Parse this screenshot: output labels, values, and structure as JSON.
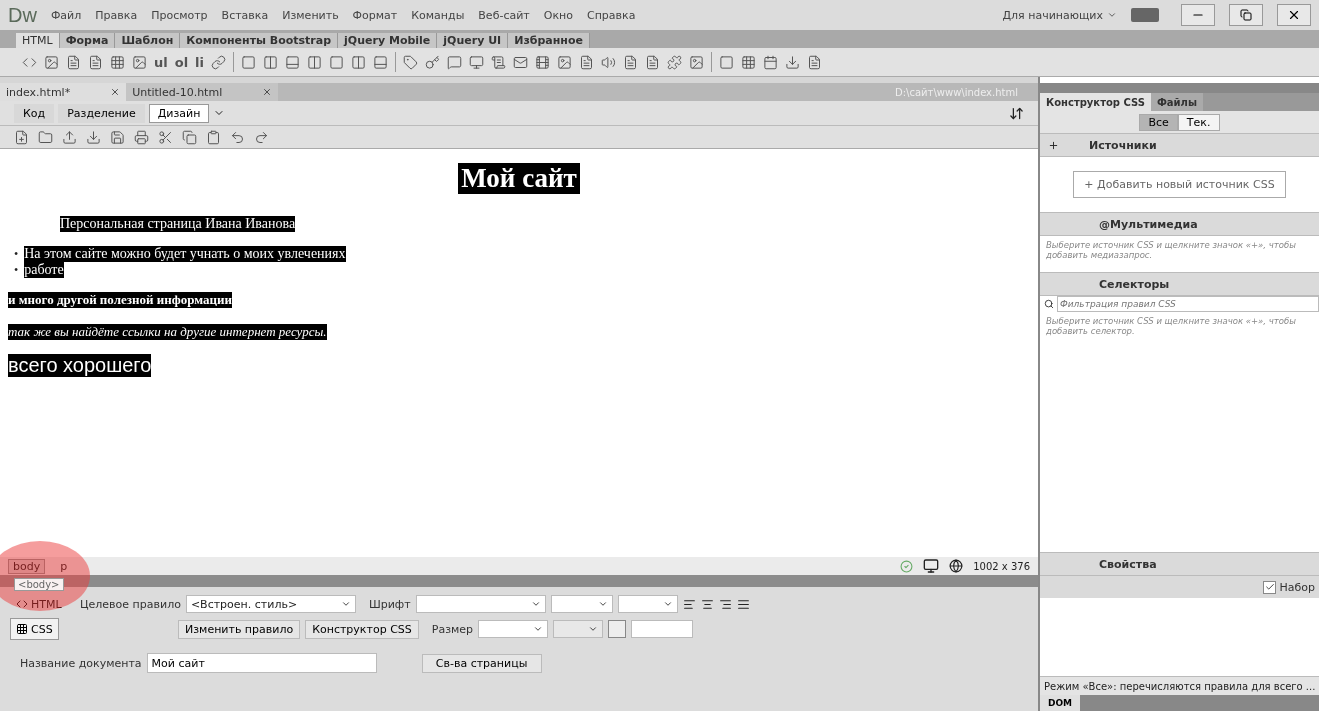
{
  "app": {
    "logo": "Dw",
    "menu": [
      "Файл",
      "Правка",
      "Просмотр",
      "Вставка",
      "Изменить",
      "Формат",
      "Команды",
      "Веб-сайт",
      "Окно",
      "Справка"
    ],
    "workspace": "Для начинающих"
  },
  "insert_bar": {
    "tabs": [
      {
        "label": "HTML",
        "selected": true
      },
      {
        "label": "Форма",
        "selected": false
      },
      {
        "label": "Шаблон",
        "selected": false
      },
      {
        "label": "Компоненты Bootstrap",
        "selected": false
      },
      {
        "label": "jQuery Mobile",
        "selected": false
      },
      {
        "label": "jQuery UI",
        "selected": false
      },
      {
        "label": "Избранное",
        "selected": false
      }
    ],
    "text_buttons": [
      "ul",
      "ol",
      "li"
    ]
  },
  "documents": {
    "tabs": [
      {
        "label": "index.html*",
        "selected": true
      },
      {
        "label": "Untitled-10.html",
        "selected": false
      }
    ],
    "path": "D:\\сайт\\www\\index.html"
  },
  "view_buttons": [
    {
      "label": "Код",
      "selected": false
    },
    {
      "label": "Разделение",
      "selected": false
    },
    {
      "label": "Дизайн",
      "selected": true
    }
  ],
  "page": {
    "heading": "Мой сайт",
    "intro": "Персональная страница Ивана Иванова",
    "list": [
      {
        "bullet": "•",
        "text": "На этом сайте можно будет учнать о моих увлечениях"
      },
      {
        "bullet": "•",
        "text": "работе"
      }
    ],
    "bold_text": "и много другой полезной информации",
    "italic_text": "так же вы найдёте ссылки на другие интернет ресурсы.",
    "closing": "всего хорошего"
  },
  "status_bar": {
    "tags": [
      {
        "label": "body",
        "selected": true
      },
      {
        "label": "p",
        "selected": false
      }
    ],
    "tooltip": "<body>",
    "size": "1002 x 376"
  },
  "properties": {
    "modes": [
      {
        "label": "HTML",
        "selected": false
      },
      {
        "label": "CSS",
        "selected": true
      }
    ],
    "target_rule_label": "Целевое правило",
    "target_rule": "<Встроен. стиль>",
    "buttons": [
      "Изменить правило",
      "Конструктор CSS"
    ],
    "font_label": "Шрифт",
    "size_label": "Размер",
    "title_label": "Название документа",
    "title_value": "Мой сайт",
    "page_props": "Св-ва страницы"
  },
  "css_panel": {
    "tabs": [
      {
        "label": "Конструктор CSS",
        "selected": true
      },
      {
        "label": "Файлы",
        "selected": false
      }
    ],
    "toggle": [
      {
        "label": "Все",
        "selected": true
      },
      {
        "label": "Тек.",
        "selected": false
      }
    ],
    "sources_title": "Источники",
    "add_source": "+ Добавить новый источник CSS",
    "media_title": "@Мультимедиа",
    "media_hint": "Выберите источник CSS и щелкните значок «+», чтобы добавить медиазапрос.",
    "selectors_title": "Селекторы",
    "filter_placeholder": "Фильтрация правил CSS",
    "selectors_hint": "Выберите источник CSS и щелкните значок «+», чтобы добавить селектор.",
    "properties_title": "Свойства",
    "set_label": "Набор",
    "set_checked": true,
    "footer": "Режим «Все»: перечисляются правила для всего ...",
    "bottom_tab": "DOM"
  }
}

= = =

**WHAT TO WORK ON**: Copy out each line in the listing that has the word "значок".

**RESPONSE FOR THIS EXERCISE**:
    "media_hint": "Выберите источник CSS и щелкните значок «+», чтобы добавить медиазапрос.",
    "selectors_hint": "Выберите источник CSS и щелкните значок «+», чтобы добавить селектор.",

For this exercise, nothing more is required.